Every line below that mentions the word "Availability" should be copied out.

::: Records for this exercise :::

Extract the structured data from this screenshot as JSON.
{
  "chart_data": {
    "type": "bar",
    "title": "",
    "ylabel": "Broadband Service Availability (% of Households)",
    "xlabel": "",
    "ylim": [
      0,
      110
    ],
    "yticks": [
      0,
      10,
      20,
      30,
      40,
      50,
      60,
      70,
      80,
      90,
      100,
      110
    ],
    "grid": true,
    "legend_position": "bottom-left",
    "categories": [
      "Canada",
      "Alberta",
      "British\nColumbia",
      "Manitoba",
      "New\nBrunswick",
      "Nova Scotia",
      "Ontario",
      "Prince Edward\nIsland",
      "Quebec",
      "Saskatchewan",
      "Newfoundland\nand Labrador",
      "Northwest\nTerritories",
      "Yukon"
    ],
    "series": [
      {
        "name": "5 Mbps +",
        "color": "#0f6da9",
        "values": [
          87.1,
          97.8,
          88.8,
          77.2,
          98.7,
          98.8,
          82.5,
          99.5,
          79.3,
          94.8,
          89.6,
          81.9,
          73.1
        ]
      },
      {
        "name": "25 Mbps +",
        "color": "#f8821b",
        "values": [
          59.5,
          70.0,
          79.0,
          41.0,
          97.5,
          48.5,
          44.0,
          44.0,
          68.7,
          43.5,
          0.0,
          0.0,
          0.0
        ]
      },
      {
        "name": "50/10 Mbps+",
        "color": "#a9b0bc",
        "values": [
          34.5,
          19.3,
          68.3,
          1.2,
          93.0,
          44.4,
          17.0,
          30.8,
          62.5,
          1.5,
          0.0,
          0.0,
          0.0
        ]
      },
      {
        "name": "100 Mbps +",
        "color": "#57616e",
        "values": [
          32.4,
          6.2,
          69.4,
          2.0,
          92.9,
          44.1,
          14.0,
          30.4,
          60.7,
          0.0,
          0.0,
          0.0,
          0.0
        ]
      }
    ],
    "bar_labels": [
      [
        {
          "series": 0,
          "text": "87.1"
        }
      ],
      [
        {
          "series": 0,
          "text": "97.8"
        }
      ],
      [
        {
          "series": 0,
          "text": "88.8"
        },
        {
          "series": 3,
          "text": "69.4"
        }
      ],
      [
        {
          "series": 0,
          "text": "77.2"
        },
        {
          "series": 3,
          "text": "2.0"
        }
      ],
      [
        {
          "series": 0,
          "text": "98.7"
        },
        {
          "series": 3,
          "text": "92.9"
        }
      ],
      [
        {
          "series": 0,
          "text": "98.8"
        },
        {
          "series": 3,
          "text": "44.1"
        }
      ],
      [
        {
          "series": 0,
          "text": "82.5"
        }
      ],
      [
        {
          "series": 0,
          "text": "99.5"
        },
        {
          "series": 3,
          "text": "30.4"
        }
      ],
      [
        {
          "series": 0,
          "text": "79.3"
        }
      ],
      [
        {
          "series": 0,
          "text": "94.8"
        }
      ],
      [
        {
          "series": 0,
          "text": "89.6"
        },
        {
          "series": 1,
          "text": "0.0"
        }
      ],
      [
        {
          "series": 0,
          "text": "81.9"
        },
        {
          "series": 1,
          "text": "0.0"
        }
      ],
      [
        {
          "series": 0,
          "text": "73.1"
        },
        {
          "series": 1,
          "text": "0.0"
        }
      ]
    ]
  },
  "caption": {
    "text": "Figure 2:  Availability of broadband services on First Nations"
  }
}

:::

Written reply:
    "ylabel": "Broadband Service Availability (% of Households)",
    "text": "Figure 2:  Availability of broadband services on First Nations"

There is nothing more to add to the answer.